WRITTEN TASK ▸ Identify each line below that contains the word "Tema", and copy it out.

Excerpt from a dataset
━━━━━━━━━━━━━━━━

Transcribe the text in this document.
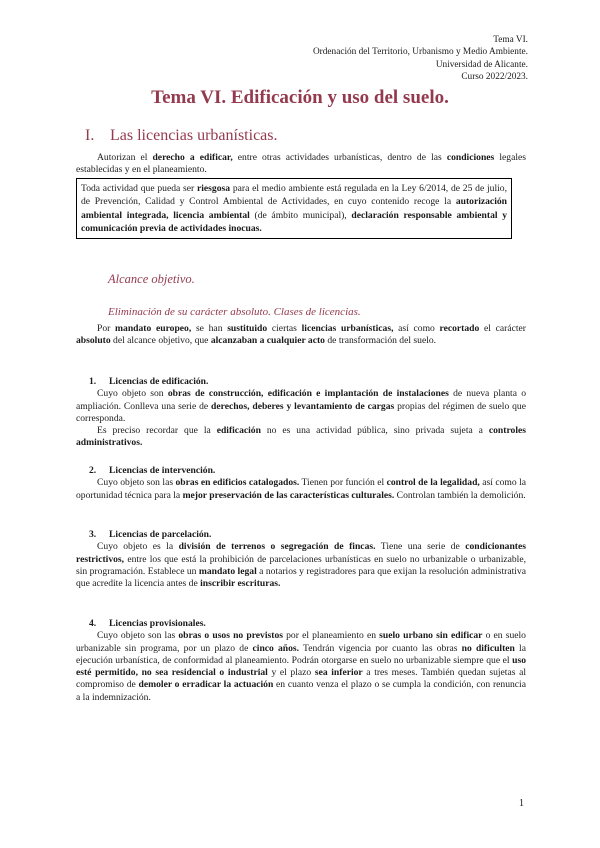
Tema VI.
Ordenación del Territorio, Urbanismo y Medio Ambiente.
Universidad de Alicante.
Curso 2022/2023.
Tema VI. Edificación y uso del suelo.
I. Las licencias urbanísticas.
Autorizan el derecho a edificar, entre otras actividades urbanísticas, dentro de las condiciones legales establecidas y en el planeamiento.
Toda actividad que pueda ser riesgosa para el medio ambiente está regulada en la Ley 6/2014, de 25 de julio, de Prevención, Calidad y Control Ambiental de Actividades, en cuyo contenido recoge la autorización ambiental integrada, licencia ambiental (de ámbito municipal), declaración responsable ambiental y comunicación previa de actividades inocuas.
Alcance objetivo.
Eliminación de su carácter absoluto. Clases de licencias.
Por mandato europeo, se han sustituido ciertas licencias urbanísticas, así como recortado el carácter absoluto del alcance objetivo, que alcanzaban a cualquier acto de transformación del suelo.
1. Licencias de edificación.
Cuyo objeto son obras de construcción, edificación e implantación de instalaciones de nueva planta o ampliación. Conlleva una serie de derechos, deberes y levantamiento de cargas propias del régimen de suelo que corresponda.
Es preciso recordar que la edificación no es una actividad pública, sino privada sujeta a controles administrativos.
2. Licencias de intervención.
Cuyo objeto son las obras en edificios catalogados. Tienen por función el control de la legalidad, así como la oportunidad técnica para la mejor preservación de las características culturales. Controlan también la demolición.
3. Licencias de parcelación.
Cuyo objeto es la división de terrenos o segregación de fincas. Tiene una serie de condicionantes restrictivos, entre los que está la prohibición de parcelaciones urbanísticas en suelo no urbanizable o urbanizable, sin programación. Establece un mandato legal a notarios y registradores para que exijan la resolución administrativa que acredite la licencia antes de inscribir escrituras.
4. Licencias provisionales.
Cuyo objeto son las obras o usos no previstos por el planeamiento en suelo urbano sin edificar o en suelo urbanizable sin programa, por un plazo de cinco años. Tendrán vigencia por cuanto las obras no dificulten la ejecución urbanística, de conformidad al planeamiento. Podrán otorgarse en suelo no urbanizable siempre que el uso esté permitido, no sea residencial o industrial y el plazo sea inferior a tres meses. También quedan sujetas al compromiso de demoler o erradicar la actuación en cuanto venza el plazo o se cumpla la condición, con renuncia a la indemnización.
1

━━━━━━━━━━━━━━━━

IN RESPONSE ▸
Tema VI.
Tema VI. Edificación y uso del suelo.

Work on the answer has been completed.